__WHAT IS REQUIRED__. Identify the lines that contain the word "with" and copy each one.

__RAW DATA__.
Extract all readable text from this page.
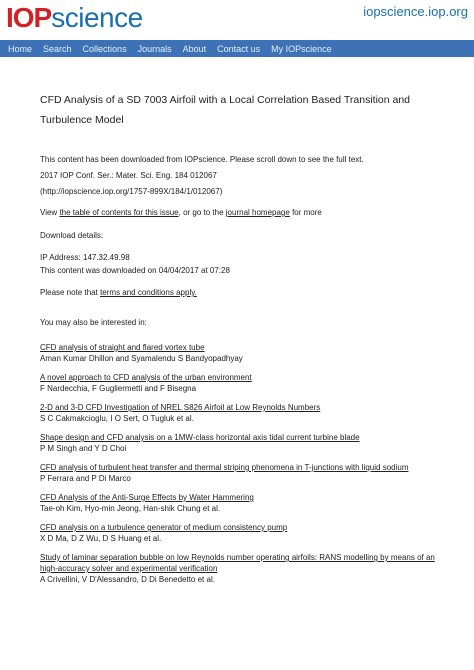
IOP science	iopscience.iop.org
Home Search Collections Journals About Contact us My IOPscience
CFD Analysis of a SD 7003 Airfoil with a Local Correlation Based Transition and Turbulence Model
This content has been downloaded from IOPscience. Please scroll down to see the full text.
2017 IOP Conf. Ser.: Mater. Sci. Eng. 184 012067
(http://iopscience.iop.org/1757-899X/184/1/012067)
View the table of contents for this issue, or go to the journal homepage for more
Download details:
IP Address: 147.32.49.98
This content was downloaded on 04/04/2017 at 07:28
Please note that terms and conditions apply.
You may also be interested in:
CFD analysis of straight and flared vortex tube
Aman Kumar Dhillon and Syamalendu S Bandyopadhyay
A novel approach to CFD analysis of the urban environment
F Nardecchia, F Gugliermetti and F Bisegna
2-D and 3-D CFD Investigation of NREL S826 Airfoil at Low Reynolds Numbers
S C Cakmakcioglu, I O Sert, O Tugluk et al.
Shape design and CFD analysis on a 1MW-class horizontal axis tidal current turbine blade
P M Singh and Y D Choi
CFD analysis of turbulent heat transfer and thermal striping phenomena in T-junctions with liquid sodium
P Ferrara and P Di Marco
CFD Analysis of the Anti-Surge Effects by Water Hammering
Tae-oh Kim, Hyo-min Jeong, Han-shik Chung et al.
CFD analysis on a turbulence generator of medium consistency pump
X D Ma, D Z Wu, D S Huang et al.
Study of laminar separation bubble on low Reynolds number operating airfoils: RANS modelling by means of an high-accuracy solver and experimental verification
A Crivellini, V D'Alessandro, D Di Benedetto et al.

__THE OUTPUT__.
CFD Analysis of a SD 7003 Airfoil with a Local Correlation Based Transition and Turbulence Model
CFD analysis of turbulent heat transfer and thermal striping phenomena in T-junctions with liquid sodium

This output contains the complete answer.